## Begin

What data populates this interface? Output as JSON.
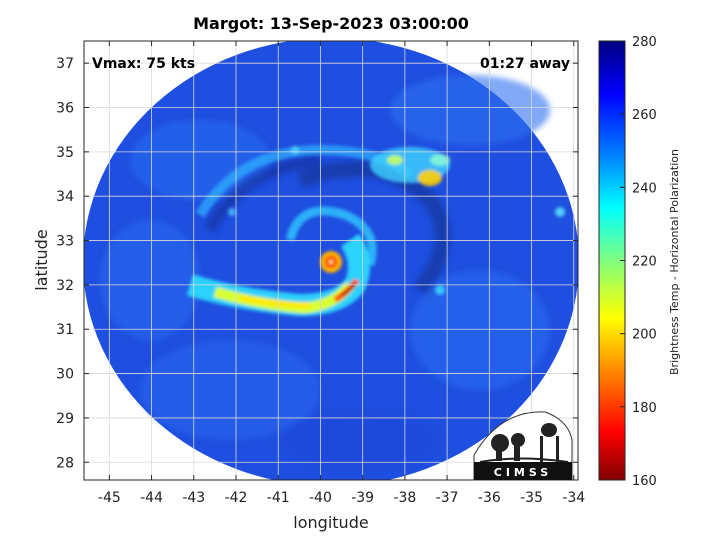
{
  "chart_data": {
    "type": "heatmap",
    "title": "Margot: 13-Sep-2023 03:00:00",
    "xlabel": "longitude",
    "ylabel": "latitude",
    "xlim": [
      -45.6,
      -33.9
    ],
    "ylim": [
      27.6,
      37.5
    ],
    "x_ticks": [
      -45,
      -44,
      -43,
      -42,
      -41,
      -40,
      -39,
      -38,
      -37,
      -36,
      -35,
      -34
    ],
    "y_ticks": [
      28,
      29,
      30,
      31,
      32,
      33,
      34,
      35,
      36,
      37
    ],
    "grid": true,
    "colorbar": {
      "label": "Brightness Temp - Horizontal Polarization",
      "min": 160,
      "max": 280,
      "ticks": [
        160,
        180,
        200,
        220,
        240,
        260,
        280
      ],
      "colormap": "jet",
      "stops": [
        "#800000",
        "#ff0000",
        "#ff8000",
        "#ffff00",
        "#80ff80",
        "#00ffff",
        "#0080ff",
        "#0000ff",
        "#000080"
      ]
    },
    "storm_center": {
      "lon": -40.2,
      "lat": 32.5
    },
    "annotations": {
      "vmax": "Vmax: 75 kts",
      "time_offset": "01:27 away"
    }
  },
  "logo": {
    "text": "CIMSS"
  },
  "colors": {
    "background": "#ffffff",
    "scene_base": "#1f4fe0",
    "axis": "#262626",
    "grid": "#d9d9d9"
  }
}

## End

*Exercise prompt*: All the lines above are to be given again exactly as they read, with the pictures removed.

*Result*:
What data populates this interface? Output as JSON.
{
  "chart_data": {
    "type": "heatmap",
    "title": "Margot: 13-Sep-2023 03:00:00",
    "xlabel": "longitude",
    "ylabel": "latitude",
    "xlim": [
      -45.6,
      -33.9
    ],
    "ylim": [
      27.6,
      37.5
    ],
    "x_ticks": [
      -45,
      -44,
      -43,
      -42,
      -41,
      -40,
      -39,
      -38,
      -37,
      -36,
      -35,
      -34
    ],
    "y_ticks": [
      28,
      29,
      30,
      31,
      32,
      33,
      34,
      35,
      36,
      37
    ],
    "grid": true,
    "colorbar": {
      "label": "Brightness Temp - Horizontal Polarization",
      "min": 160,
      "max": 280,
      "ticks": [
        160,
        180,
        200,
        220,
        240,
        260,
        280
      ],
      "colormap": "jet",
      "stops": [
        "#800000",
        "#ff0000",
        "#ff8000",
        "#ffff00",
        "#80ff80",
        "#00ffff",
        "#0080ff",
        "#0000ff",
        "#000080"
      ]
    },
    "storm_center": {
      "lon": -40.2,
      "lat": 32.5
    },
    "annotations": {
      "vmax": "Vmax: 75 kts",
      "time_offset": "01:27 away"
    }
  },
  "logo": {
    "text": "CIMSS"
  },
  "colors": {
    "background": "#ffffff",
    "scene_base": "#1f4fe0",
    "axis": "#262626",
    "grid": "#d9d9d9"
  }
}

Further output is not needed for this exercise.